-- start of Given data --
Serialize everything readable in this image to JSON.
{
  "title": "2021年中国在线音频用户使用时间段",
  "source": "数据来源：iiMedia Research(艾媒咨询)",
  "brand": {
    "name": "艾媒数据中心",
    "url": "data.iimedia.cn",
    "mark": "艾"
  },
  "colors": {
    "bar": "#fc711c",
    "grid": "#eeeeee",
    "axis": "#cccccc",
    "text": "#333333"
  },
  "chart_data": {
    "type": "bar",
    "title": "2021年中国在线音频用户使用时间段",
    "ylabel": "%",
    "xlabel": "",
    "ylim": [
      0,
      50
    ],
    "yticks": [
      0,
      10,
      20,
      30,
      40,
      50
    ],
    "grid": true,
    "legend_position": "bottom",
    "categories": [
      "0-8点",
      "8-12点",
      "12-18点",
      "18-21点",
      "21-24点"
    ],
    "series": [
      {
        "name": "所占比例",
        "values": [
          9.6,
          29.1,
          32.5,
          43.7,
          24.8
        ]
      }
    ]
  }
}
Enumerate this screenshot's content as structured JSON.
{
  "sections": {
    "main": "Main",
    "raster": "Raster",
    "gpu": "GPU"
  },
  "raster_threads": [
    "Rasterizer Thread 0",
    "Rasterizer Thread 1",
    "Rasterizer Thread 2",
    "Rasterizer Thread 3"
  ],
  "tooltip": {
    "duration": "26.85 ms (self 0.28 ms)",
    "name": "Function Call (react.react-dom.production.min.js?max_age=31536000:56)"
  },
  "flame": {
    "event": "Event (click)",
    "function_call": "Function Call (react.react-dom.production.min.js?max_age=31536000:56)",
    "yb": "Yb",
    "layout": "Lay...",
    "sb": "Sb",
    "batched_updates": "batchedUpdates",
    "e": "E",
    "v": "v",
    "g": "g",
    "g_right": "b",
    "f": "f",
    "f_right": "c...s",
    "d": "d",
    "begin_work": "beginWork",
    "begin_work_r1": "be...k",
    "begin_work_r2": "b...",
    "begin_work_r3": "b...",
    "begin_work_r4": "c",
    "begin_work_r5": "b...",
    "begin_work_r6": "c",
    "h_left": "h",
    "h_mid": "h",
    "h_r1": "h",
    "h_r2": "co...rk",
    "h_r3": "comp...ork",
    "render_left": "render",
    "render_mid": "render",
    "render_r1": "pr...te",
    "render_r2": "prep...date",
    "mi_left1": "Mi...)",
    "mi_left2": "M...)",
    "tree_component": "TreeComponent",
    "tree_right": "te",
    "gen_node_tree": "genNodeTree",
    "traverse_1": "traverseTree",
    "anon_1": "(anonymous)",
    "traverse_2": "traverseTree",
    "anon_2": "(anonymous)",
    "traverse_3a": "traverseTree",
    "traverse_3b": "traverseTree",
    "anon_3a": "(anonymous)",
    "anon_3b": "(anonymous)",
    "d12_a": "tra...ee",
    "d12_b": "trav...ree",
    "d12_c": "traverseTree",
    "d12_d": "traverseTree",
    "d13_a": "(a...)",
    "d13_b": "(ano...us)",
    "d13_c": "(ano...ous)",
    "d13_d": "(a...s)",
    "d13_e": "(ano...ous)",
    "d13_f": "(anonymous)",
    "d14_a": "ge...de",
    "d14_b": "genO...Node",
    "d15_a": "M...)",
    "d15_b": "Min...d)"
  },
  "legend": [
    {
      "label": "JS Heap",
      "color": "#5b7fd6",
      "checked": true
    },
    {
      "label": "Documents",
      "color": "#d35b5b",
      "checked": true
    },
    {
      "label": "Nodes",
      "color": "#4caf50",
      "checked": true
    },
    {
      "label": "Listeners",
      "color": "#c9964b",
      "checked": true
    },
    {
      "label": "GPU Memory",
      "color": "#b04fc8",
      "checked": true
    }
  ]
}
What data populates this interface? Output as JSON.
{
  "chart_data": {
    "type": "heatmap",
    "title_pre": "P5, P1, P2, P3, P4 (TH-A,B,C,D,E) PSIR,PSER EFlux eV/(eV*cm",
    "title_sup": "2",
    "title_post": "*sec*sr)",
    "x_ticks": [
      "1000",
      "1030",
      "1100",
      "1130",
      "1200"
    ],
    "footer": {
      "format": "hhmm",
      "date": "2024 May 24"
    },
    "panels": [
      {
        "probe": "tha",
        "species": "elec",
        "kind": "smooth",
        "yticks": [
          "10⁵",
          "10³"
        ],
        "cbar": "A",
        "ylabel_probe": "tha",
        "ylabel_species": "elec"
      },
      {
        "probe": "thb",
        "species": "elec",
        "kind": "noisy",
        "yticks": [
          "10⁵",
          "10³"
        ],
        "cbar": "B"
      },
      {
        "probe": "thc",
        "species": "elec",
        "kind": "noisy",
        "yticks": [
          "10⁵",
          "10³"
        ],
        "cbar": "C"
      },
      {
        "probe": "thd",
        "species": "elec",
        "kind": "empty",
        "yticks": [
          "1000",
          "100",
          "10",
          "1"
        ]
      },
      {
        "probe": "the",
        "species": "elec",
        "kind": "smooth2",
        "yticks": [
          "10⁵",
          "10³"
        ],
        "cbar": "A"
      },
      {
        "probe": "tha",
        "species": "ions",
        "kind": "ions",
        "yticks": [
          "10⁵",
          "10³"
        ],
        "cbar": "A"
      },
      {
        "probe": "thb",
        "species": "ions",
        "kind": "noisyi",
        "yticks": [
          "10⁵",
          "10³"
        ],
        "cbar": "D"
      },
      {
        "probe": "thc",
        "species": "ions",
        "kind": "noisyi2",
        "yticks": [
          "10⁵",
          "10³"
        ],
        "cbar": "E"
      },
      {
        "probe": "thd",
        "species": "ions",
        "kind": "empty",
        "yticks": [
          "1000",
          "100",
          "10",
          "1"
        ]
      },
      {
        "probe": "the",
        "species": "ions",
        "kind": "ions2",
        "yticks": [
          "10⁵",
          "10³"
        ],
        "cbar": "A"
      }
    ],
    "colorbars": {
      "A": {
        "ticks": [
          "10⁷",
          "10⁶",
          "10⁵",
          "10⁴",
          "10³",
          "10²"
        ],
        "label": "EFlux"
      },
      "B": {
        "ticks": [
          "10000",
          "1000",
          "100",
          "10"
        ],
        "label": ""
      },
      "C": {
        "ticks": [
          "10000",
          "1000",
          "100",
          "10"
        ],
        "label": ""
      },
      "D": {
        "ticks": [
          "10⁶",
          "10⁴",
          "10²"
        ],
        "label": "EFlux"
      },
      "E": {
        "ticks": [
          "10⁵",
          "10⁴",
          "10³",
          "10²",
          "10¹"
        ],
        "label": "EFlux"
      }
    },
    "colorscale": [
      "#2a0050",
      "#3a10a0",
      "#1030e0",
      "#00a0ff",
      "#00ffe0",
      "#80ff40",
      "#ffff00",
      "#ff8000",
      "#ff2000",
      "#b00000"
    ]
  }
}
-- end of Given data --
### The request:
Take the entries above and transcribe them in full.

### The completed task:
Serialize everything readable in this image to JSON.
{
  "title": "2021年中国在线音频用户使用时间段",
  "source": "数据来源：iiMedia Research(艾媒咨询)",
  "brand": {
    "name": "艾媒数据中心",
    "url": "data.iimedia.cn",
    "mark": "艾"
  },
  "colors": {
    "bar": "#fc711c",
    "grid": "#eeeeee",
    "axis": "#cccccc",
    "text": "#333333"
  },
  "chart_data": {
    "type": "bar",
    "title": "2021年中国在线音频用户使用时间段",
    "ylabel": "%",
    "xlabel": "",
    "ylim": [
      0,
      50
    ],
    "yticks": [
      0,
      10,
      20,
      30,
      40,
      50
    ],
    "grid": true,
    "legend_position": "bottom",
    "categories": [
      "0-8点",
      "8-12点",
      "12-18点",
      "18-21点",
      "21-24点"
    ],
    "series": [
      {
        "name": "所占比例",
        "values": [
          9.6,
          29.1,
          32.5,
          43.7,
          24.8
        ]
      }
    ]
  }
}
Enumerate this screenshot's content as structured JSON.
{
  "sections": {
    "main": "Main",
    "raster": "Raster",
    "gpu": "GPU"
  },
  "raster_threads": [
    "Rasterizer Thread 0",
    "Rasterizer Thread 1",
    "Rasterizer Thread 2",
    "Rasterizer Thread 3"
  ],
  "tooltip": {
    "duration": "26.85 ms (self 0.28 ms)",
    "name": "Function Call (react.react-dom.production.min.js?max_age=31536000:56)"
  },
  "flame": {
    "event": "Event (click)",
    "function_call": "Function Call (react.react-dom.production.min.js?max_age=31536000:56)",
    "yb": "Yb",
    "layout": "Lay...",
    "sb": "Sb",
    "batched_updates": "batchedUpdates",
    "e": "E",
    "v": "v",
    "g": "g",
    "g_right": "b",
    "f": "f",
    "f_right": "c...s",
    "d": "d",
    "begin_work": "beginWork",
    "begin_work_r1": "be...k",
    "begin_work_r2": "b...",
    "begin_work_r3": "b...",
    "begin_work_r4": "c",
    "begin_work_r5": "b...",
    "begin_work_r6": "c",
    "h_left": "h",
    "h_mid": "h",
    "h_r1": "h",
    "h_r2": "co...rk",
    "h_r3": "comp...ork",
    "render_left": "render",
    "render_mid": "render",
    "render_r1": "pr...te",
    "render_r2": "prep...date",
    "mi_left1": "Mi...)",
    "mi_left2": "M...)",
    "tree_component": "TreeComponent",
    "tree_right": "te",
    "gen_node_tree": "genNodeTree",
    "traverse_1": "traverseTree",
    "anon_1": "(anonymous)",
    "traverse_2": "traverseTree",
    "anon_2": "(anonymous)",
    "traverse_3a": "traverseTree",
    "traverse_3b": "traverseTree",
    "anon_3a": "(anonymous)",
    "anon_3b": "(anonymous)",
    "d12_a": "tra...ee",
    "d12_b": "trav...ree",
    "d12_c": "traverseTree",
    "d12_d": "traverseTree",
    "d13_a": "(a...)",
    "d13_b": "(ano...us)",
    "d13_c": "(ano...ous)",
    "d13_d": "(a...s)",
    "d13_e": "(ano...ous)",
    "d13_f": "(anonymous)",
    "d14_a": "ge...de",
    "d14_b": "genO...Node",
    "d15_a": "M...)",
    "d15_b": "Min...d)"
  },
  "legend": [
    {
      "label": "JS Heap",
      "color": "#5b7fd6",
      "checked": true
    },
    {
      "label": "Documents",
      "color": "#d35b5b",
      "checked": true
    },
    {
      "label": "Nodes",
      "color": "#4caf50",
      "checked": true
    },
    {
      "label": "Listeners",
      "color": "#c9964b",
      "checked": true
    },
    {
      "label": "GPU Memory",
      "color": "#b04fc8",
      "checked": true
    }
  ]
}
What data populates this interface? Output as JSON.
{
  "chart_data": {
    "type": "heatmap",
    "title_pre": "P5, P1, P2, P3, P4 (TH-A,B,C,D,E) PSIR,PSER EFlux eV/(eV*cm",
    "title_sup": "2",
    "title_post": "*sec*sr)",
    "x_ticks": [
      "1000",
      "1030",
      "1100",
      "1130",
      "1200"
    ],
    "footer": {
      "format": "hhmm",
      "date": "2024 May 24"
    },
    "panels": [
      {
        "probe": "tha",
        "species": "elec",
        "kind": "smooth",
        "yticks": [
          "10⁵",
          "10³"
        ],
        "cbar": "A",
        "ylabel_probe": "tha",
        "ylabel_species": "elec"
      },
      {
        "probe": "thb",
        "species": "elec",
        "kind": "noisy",
        "yticks": [
          "10⁵",
          "10³"
        ],
        "cbar": "B"
      },
      {
        "probe": "thc",
        "species": "elec",
        "kind": "noisy",
        "yticks": [
          "10⁵",
          "10³"
        ],
        "cbar": "C"
      },
      {
        "probe": "thd",
        "species": "elec",
        "kind": "empty",
        "yticks": [
          "1000",
          "100",
          "10",
          "1"
        ]
      },
      {
        "probe": "the",
        "species": "elec",
        "kind": "smooth2",
        "yticks": [
          "10⁵",
          "10³"
        ],
        "cbar": "A"
      },
      {
        "probe": "tha",
        "species": "ions",
        "kind": "ions",
        "yticks": [
          "10⁵",
          "10³"
        ],
        "cbar": "A"
      },
      {
        "probe": "thb",
        "species": "ions",
        "kind": "noisyi",
        "yticks": [
          "10⁵",
          "10³"
        ],
        "cbar": "D"
      },
      {
        "probe": "thc",
        "species": "ions",
        "kind": "noisyi2",
        "yticks": [
          "10⁵",
          "10³"
        ],
        "cbar": "E"
      },
      {
        "probe": "thd",
        "species": "ions",
        "kind": "empty",
        "yticks": [
          "1000",
          "100",
          "10",
          "1"
        ]
      },
      {
        "probe": "the",
        "species": "ions",
        "kind": "ions2",
        "yticks": [
          "10⁵",
          "10³"
        ],
        "cbar": "A"
      }
    ],
    "colorbars": {
      "A": {
        "ticks": [
          "10⁷",
          "10⁶",
          "10⁵",
          "10⁴",
          "10³",
          "10²"
        ],
        "label": "EFlux"
      },
      "B": {
        "ticks": [
          "10000",
          "1000",
          "100",
          "10"
        ],
        "label": ""
      },
      "C": {
        "ticks": [
          "10000",
          "1000",
          "100",
          "10"
        ],
        "label": ""
      },
      "D": {
        "ticks": [
          "10⁶",
          "10⁴",
          "10²"
        ],
        "label": "EFlux"
      },
      "E": {
        "ticks": [
          "10⁵",
          "10⁴",
          "10³",
          "10²",
          "10¹"
        ],
        "label": "EFlux"
      }
    },
    "colorscale": [
      "#2a0050",
      "#3a10a0",
      "#1030e0",
      "#00a0ff",
      "#00ffe0",
      "#80ff40",
      "#ffff00",
      "#ff8000",
      "#ff2000",
      "#b00000"
    ]
  }
}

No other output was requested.